What the task asks:
Identify all lines of the data containing the string "₂SO₄" and copy them.

[start of Record set]

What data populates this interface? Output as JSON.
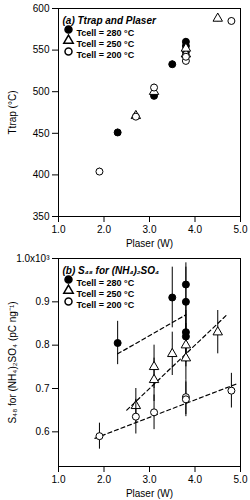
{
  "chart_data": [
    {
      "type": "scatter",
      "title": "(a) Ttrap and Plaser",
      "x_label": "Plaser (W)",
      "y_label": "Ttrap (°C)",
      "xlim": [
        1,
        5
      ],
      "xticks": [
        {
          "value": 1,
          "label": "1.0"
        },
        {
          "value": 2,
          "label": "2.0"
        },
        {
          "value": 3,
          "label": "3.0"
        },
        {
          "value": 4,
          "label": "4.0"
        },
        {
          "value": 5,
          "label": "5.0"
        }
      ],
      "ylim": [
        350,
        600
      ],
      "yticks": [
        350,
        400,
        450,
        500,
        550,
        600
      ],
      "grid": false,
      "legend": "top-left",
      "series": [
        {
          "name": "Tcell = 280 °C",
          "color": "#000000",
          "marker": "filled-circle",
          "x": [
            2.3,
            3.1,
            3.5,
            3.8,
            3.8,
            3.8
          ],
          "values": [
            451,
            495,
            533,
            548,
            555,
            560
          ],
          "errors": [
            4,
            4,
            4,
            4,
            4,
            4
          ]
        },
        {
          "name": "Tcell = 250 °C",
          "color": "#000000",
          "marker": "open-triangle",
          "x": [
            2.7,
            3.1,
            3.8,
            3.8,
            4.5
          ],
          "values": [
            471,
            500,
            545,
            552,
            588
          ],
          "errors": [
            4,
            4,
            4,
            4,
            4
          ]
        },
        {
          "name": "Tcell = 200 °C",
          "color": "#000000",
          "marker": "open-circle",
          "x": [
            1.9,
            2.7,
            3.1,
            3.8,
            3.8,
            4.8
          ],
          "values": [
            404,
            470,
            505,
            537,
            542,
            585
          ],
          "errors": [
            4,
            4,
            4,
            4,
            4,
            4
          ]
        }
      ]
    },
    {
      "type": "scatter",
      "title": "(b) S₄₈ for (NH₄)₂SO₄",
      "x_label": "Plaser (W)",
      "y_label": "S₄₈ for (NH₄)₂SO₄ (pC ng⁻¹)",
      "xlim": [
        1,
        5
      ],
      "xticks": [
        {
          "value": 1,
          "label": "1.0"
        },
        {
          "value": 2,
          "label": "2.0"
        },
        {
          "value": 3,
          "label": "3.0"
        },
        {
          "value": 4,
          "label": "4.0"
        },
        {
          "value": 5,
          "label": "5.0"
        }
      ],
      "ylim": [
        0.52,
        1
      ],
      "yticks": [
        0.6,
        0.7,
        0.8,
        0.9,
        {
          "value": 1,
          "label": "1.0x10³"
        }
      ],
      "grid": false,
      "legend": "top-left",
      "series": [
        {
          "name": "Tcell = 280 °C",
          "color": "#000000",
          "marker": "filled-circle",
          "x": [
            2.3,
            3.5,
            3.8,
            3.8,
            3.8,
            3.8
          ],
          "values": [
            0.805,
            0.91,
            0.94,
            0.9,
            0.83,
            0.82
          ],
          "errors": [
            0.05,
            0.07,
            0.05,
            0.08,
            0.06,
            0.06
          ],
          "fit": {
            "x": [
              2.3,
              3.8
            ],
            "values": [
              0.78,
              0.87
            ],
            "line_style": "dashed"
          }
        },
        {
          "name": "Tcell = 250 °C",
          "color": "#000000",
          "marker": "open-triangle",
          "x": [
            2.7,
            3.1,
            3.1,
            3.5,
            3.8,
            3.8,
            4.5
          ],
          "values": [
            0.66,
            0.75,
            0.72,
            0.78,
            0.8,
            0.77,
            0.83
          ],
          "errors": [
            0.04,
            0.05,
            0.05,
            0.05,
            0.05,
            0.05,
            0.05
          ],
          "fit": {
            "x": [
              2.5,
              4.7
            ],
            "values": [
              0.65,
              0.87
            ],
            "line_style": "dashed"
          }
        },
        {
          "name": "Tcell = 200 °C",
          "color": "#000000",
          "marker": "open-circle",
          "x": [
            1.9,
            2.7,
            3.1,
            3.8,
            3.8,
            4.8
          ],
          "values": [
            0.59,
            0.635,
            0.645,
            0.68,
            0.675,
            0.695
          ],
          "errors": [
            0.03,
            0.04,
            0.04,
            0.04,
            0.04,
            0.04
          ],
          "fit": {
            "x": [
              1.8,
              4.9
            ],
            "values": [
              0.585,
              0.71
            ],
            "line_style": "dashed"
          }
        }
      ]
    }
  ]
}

[end of Record set]

Full solution:
      "title": "(b) S₄₈ for (NH₄)₂SO₄",
      "y_label": "S₄₈ for (NH₄)₂SO₄ (pC ng⁻¹)",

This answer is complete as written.